BRIEF A ::
Show each line of the listing below that contains the string "elements".

Data engineering

December 12, 2023

10 minutes

      User ID Stitching in Databricks

      István Mészáros

      User identification in data is a recurring problem for warehouse-first B2C companies. A single user can be identified with multiple aliases in the datasets:

      ✅ user_id - ID after sign-in
      ✅ device_id - Mobile or desktop device's ID
      ✅ anonymous_id - Tracking cookie
      ✅ customer_id - Stripe
      ✅ contact_id - Hubspot
      ✅ email - Used for sign-in
      ... and many more.

      Picking a single identifier for user identification is risky. You may end up:
      ❌ not being able to use that identifier for all your users
      ❌ multiple identifiers for the same user

      ℹ️ The correct solution is to merge all these IDs into a single merged ID and create a user alias table where all aliases are associated with their merged IDs.

      This approach is called retroactive user recognition or ID Stitching and it simplifies data modelling significantly.
      You won't have to think about which ID to use in joins. You can safely use the merged ID once they are backfilled to the all tables.

      ID Stitching in Databricks Example

      It is the simplest to explain this challenge with an example.  
      Imagine you have a dataset that contains app events of users.

      It has four columns:

      • event_time
      • device_id
      • user_id
      User App Events

      The device_id is always filled from the device's internal memory. However, in the data warehouse, it may change as the user switches to another device.

      The goal is to find the first device_id of the user.

      Creating The User Aliases Table With Graphframes

      The user_ids and device_ids are in pairs sometimes, as we can see. You can consider these pairs as edges of graphs.

      If we would have to visualize it, it would look like the following:

      Sub graphs visualized

      The subgraphs in this case are called components.
      Each component represents a single user of the example app. To find the first device_id, we need to see all the user graph components.

      Finding the graph components requires very complex SQL queries with recursive CTEs. SparkSQL does not yet support this at the moment. However, a handy library called Graphframes for Databricks (available in PySpark) is capable of finding the graph components with just a few lines of Python code in virtually any dataset.

      Installing Graphframes on Databricks

      First, we must install the Graphframes library on a Python-enabled Databricks cluster.

      Find the Maven library graphframes:graphframes:0.8.3-spark3.5-s_2.12. There are multiple versions of this library. The only things that matter are the Scala and Spark version numbers.

      For the above Graphframe's version is working only withDBR 14.2 (includes Apache Spark 3.5.0, Scala 2.12)


      Libraries in Databricks (AWS)
      Finding the Maven Package

      To test if your configuration works, you must execute the following code snippet without problem.

      Note, that Graphframes library require cluster checkpoints.

      from pyspark.sql import SparkSession
      from graphframes import *
      
      spark = SparkSession.builder.getOrCreate()
      spark.sparkContext.setCheckpointDir('s3://my_bucket/checkpoints/')
      

      Finding the Connected Components

      First, let's set up our test data.
      Note: you might already have your users' usage logs. Graphframes were tested on multiple billions of rows without problem.


      Here is the setup SQL code in Spark SQL with Delta tables on AWS S3.

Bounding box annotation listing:
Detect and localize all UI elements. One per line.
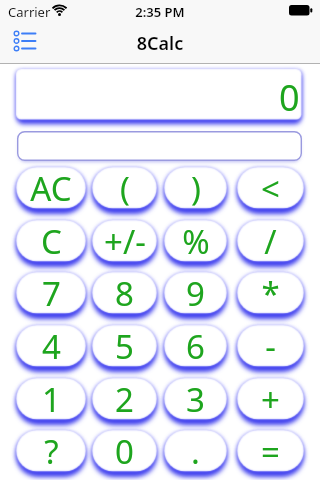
staticText: / — [264, 219, 277, 262]
button[interactable]: ? — [15, 429, 87, 473]
staticText: 3 — [186, 377, 205, 420]
button[interactable]: +/- — [91, 219, 158, 263]
button[interactable]: / — [236, 219, 305, 263]
staticText: ) — [191, 166, 201, 209]
staticText: * — [261, 271, 280, 314]
staticText: ( — [120, 166, 130, 209]
staticText: C — [41, 219, 62, 262]
staticText: 2:35 PM — [0, 3, 320, 21]
button[interactable] — [17, 131, 302, 161]
staticText: < — [261, 166, 280, 209]
staticText: 2 — [115, 377, 134, 420]
button[interactable]: 8 — [91, 271, 158, 315]
staticText: = — [261, 429, 280, 472]
staticText: ? — [44, 429, 59, 472]
staticText: 1 — [42, 377, 61, 420]
button[interactable]: * — [236, 271, 305, 315]
button[interactable]: AC — [15, 166, 87, 210]
staticText: AC — [30, 166, 72, 209]
staticText: 8 — [115, 271, 134, 314]
button[interactable]: ) — [163, 166, 228, 210]
staticText: - — [265, 324, 276, 367]
button[interactable]: . — [163, 429, 228, 473]
button[interactable]: < — [236, 166, 305, 210]
button[interactable]: 3 — [163, 377, 228, 421]
button[interactable]: 4 — [15, 324, 87, 368]
staticText: . — [191, 429, 200, 472]
button[interactable]: 5 — [91, 324, 158, 368]
button[interactable]: % — [163, 219, 228, 263]
staticText: Carrier — [8, 3, 51, 21]
staticText: 9 — [186, 271, 205, 314]
button[interactable] — [6, 26, 46, 58]
staticText: 4 — [42, 324, 61, 367]
button[interactable]: + — [236, 377, 305, 421]
staticText: 0 — [115, 429, 134, 472]
button[interactable]: 0 — [15, 68, 303, 121]
staticText: 7 — [42, 271, 61, 314]
staticText: 5 — [115, 324, 134, 367]
button[interactable]: 0 — [91, 429, 158, 473]
staticText: 6 — [186, 324, 205, 367]
button[interactable]: 1 — [15, 377, 87, 421]
button[interactable]: ( — [91, 166, 158, 210]
staticText: % — [182, 219, 210, 262]
staticText: +/- — [104, 219, 146, 262]
button[interactable]: 2 — [91, 377, 158, 421]
staticText: 0 — [279, 73, 300, 122]
button[interactable]: 9 — [163, 271, 228, 315]
button[interactable]: 6 — [163, 324, 228, 368]
button[interactable]: C — [15, 219, 87, 263]
button[interactable]: - — [236, 324, 305, 368]
button[interactable]: = — [236, 429, 305, 473]
staticText: 8Calc — [0, 31, 320, 56]
staticText: + — [261, 377, 280, 420]
button[interactable]: 7 — [15, 271, 87, 315]
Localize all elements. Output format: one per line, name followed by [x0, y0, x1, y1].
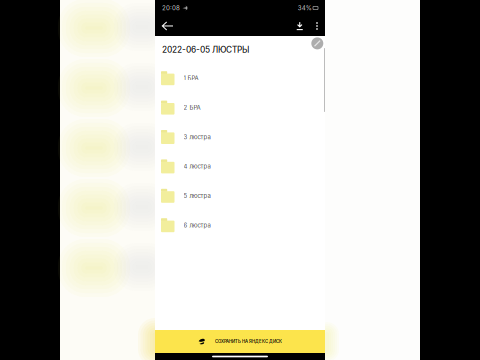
button[interactable]: 2 БРА — [155, 93, 325, 122]
staticText: 6 люстра — [184, 222, 210, 229]
staticText: 1 БРА — [184, 75, 198, 82]
button[interactable]: 5 люстра — [155, 181, 325, 210]
button[interactable]: Back — [155, 16, 176, 36]
button[interactable]: Edit — [311, 37, 323, 49]
staticText: 5 люстра — [184, 192, 210, 200]
staticText: 2022-06-05 ЛЮСТРЫ — [162, 45, 249, 55]
staticText: СОХРАНИТЬ НА ЯНДЕКС ДИСК — [215, 339, 282, 344]
staticText: 4 люстра — [184, 163, 210, 170]
button[interactable]: 4 люстра — [155, 152, 325, 181]
button[interactable]: 1 БРА — [155, 64, 325, 93]
button[interactable]: 6 люстра — [155, 210, 325, 240]
button[interactable]: Download — [290, 16, 310, 36]
staticText: 3 люстра — [184, 133, 210, 141]
button[interactable]: 3 люстра — [155, 122, 325, 152]
button[interactable]: СОХРАНИТЬ НА ЯНДЕКС ДИСК — [155, 330, 325, 353]
staticText: 2 БРА — [184, 104, 200, 111]
staticText: 34% — [298, 4, 312, 12]
button[interactable]: More options — [310, 16, 324, 36]
staticText: 20:08 — [162, 4, 180, 12]
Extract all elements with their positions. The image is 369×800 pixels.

BRIEF B ::
Condense the paragraph of the ID stitching article above that begins "Finding the graph components requires" into a short bulleted list that keeps its main facts.

RESPONSE A ::
Detect and localize all UI elements. One per line.
Localize all elements. Output format: one per line, name followed by [x0, y0, x1, y1].
Extract all elements with their positions. The image is 369×800 pixels.

RESPONSE B ::
- Finding graph components takes very complex SQL queries with recursive CTEs.
- SparkSQL does not yet support this.
- Graphframes, a library for Databricks available in PySpark, can find graph components in virtually any dataset with a few lines of Python.